Layout annotation data:
++++++++

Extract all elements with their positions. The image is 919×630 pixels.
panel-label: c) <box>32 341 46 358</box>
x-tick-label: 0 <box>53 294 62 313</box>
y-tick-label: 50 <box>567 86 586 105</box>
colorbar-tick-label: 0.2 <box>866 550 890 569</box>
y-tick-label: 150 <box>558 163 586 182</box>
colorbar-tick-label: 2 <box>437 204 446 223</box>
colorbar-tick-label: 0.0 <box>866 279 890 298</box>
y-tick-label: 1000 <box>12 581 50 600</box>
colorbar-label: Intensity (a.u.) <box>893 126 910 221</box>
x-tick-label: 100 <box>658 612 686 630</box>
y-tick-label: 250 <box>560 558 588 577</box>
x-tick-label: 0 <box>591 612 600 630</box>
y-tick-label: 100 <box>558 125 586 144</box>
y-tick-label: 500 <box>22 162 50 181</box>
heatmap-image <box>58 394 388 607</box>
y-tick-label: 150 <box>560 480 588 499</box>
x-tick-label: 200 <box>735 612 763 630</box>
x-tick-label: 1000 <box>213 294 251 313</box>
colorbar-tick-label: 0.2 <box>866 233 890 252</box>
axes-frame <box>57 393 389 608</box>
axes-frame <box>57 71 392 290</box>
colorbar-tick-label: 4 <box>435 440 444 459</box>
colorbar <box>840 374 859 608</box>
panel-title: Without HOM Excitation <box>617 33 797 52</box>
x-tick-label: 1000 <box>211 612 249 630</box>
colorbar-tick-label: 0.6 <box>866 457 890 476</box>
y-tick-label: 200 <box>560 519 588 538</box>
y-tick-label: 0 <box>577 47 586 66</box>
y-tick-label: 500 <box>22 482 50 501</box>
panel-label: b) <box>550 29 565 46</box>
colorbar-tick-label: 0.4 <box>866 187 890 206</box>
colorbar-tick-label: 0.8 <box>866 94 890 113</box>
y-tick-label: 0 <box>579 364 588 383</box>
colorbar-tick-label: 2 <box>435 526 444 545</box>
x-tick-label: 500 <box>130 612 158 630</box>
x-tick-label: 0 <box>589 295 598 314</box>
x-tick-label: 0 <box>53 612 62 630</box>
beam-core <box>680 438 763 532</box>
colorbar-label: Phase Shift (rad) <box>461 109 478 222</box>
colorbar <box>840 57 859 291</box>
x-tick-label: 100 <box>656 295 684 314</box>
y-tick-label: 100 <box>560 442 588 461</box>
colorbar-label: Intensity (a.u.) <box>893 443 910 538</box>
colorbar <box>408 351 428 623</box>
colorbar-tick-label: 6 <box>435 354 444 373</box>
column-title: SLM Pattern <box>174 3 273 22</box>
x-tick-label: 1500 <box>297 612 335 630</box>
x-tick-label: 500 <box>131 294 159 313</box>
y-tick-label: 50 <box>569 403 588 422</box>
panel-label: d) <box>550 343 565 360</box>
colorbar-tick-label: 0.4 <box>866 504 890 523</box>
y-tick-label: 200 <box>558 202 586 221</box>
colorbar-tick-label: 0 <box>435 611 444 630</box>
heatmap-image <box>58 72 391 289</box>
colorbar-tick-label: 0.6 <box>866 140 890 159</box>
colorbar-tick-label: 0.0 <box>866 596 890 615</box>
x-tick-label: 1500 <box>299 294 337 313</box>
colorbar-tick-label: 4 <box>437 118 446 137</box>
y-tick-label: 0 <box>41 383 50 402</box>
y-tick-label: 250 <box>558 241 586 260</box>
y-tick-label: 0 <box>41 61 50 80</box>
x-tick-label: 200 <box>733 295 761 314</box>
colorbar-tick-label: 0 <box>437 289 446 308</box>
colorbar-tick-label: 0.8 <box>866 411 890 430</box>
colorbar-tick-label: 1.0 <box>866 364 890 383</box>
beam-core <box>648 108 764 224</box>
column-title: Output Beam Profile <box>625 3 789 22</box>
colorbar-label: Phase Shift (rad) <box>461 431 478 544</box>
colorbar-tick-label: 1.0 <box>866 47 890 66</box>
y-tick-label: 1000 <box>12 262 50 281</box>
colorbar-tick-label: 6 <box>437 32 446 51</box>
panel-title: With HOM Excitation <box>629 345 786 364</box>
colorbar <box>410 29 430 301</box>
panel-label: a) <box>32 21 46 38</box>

++++++++

Task directions. Tally the lines above that contain the string "heatmap", treating case as significant, and give only the number.

Worked solution. 2